[Records from a collection of figures]
-- begin --

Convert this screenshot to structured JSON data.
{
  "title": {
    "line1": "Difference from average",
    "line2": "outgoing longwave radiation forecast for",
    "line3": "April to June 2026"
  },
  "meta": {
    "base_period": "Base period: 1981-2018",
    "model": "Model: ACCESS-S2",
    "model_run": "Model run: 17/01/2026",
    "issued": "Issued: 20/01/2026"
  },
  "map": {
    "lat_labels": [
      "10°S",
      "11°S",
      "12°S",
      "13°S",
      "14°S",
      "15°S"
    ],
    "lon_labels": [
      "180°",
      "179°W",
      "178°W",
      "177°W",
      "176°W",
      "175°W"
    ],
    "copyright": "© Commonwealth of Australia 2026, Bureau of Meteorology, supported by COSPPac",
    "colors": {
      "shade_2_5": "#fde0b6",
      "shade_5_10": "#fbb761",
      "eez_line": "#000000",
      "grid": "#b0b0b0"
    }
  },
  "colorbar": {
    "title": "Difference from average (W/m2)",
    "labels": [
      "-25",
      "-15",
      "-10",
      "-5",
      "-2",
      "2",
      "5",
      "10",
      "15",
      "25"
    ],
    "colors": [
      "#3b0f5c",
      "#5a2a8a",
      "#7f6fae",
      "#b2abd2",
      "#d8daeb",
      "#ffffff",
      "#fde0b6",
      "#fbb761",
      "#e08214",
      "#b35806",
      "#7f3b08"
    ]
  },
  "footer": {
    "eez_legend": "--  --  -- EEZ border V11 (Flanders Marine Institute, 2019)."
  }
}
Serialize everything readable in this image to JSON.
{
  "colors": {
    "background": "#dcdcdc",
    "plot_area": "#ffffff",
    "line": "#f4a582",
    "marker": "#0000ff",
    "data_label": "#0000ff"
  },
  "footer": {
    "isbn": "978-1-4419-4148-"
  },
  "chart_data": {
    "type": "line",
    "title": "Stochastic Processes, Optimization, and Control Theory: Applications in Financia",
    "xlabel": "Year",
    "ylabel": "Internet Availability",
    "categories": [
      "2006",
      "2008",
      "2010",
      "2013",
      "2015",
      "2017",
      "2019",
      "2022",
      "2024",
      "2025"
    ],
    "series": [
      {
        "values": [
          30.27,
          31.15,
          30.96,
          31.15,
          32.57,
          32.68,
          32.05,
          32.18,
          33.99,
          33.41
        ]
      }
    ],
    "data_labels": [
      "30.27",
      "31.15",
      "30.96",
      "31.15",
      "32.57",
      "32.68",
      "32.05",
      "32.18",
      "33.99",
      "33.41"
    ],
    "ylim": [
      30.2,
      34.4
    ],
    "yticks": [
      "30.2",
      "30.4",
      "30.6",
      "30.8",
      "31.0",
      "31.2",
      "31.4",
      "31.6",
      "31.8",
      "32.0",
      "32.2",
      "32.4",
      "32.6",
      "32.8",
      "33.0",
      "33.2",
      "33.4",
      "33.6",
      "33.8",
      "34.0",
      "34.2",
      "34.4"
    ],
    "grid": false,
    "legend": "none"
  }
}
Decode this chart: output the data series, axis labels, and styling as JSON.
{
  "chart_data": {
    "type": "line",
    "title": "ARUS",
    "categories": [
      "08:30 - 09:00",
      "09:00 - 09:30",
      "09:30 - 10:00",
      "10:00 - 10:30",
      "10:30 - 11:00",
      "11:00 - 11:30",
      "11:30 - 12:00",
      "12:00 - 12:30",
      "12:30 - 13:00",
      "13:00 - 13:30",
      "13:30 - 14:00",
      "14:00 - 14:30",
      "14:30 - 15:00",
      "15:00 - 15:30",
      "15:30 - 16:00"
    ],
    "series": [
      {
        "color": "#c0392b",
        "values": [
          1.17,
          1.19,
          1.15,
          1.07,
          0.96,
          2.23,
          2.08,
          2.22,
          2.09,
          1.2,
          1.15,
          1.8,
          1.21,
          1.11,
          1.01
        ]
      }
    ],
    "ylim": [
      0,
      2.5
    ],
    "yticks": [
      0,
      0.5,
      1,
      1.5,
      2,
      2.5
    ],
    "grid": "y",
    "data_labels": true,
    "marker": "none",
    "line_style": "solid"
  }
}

-- end --

## Given exercise
Retype all the records, matching them exactly.

## Solution for this exercise
Convert this screenshot to structured JSON data.
{
  "title": {
    "line1": "Difference from average",
    "line2": "outgoing longwave radiation forecast for",
    "line3": "April to June 2026"
  },
  "meta": {
    "base_period": "Base period: 1981-2018",
    "model": "Model: ACCESS-S2",
    "model_run": "Model run: 17/01/2026",
    "issued": "Issued: 20/01/2026"
  },
  "map": {
    "lat_labels": [
      "10°S",
      "11°S",
      "12°S",
      "13°S",
      "14°S",
      "15°S"
    ],
    "lon_labels": [
      "180°",
      "179°W",
      "178°W",
      "177°W",
      "176°W",
      "175°W"
    ],
    "copyright": "© Commonwealth of Australia 2026, Bureau of Meteorology, supported by COSPPac",
    "colors": {
      "shade_2_5": "#fde0b6",
      "shade_5_10": "#fbb761",
      "eez_line": "#000000",
      "grid": "#b0b0b0"
    }
  },
  "colorbar": {
    "title": "Difference from average (W/m2)",
    "labels": [
      "-25",
      "-15",
      "-10",
      "-5",
      "-2",
      "2",
      "5",
      "10",
      "15",
      "25"
    ],
    "colors": [
      "#3b0f5c",
      "#5a2a8a",
      "#7f6fae",
      "#b2abd2",
      "#d8daeb",
      "#ffffff",
      "#fde0b6",
      "#fbb761",
      "#e08214",
      "#b35806",
      "#7f3b08"
    ]
  },
  "footer": {
    "eez_legend": "--  --  -- EEZ border V11 (Flanders Marine Institute, 2019)."
  }
}
Serialize everything readable in this image to JSON.
{
  "colors": {
    "background": "#dcdcdc",
    "plot_area": "#ffffff",
    "line": "#f4a582",
    "marker": "#0000ff",
    "data_label": "#0000ff"
  },
  "footer": {
    "isbn": "978-1-4419-4148-"
  },
  "chart_data": {
    "type": "line",
    "title": "Stochastic Processes, Optimization, and Control Theory: Applications in Financia",
    "xlabel": "Year",
    "ylabel": "Internet Availability",
    "categories": [
      "2006",
      "2008",
      "2010",
      "2013",
      "2015",
      "2017",
      "2019",
      "2022",
      "2024",
      "2025"
    ],
    "series": [
      {
        "values": [
          30.27,
          31.15,
          30.96,
          31.15,
          32.57,
          32.68,
          32.05,
          32.18,
          33.99,
          33.41
        ]
      }
    ],
    "data_labels": [
      "30.27",
      "31.15",
      "30.96",
      "31.15",
      "32.57",
      "32.68",
      "32.05",
      "32.18",
      "33.99",
      "33.41"
    ],
    "ylim": [
      30.2,
      34.4
    ],
    "yticks": [
      "30.2",
      "30.4",
      "30.6",
      "30.8",
      "31.0",
      "31.2",
      "31.4",
      "31.6",
      "31.8",
      "32.0",
      "32.2",
      "32.4",
      "32.6",
      "32.8",
      "33.0",
      "33.2",
      "33.4",
      "33.6",
      "33.8",
      "34.0",
      "34.2",
      "34.4"
    ],
    "grid": false,
    "legend": "none"
  }
}
Decode this chart: output the data series, axis labels, and styling as JSON.
{
  "chart_data": {
    "type": "line",
    "title": "ARUS",
    "categories": [
      "08:30 - 09:00",
      "09:00 - 09:30",
      "09:30 - 10:00",
      "10:00 - 10:30",
      "10:30 - 11:00",
      "11:00 - 11:30",
      "11:30 - 12:00",
      "12:00 - 12:30",
      "12:30 - 13:00",
      "13:00 - 13:30",
      "13:30 - 14:00",
      "14:00 - 14:30",
      "14:30 - 15:00",
      "15:00 - 15:30",
      "15:30 - 16:00"
    ],
    "series": [
      {
        "color": "#c0392b",
        "values": [
          1.17,
          1.19,
          1.15,
          1.07,
          0.96,
          2.23,
          2.08,
          2.22,
          2.09,
          1.2,
          1.15,
          1.8,
          1.21,
          1.11,
          1.01
        ]
      }
    ],
    "ylim": [
      0,
      2.5
    ],
    "yticks": [
      0,
      0.5,
      1,
      1.5,
      2,
      2.5
    ],
    "grid": "y",
    "data_labels": true,
    "marker": "none",
    "line_style": "solid"
  }
}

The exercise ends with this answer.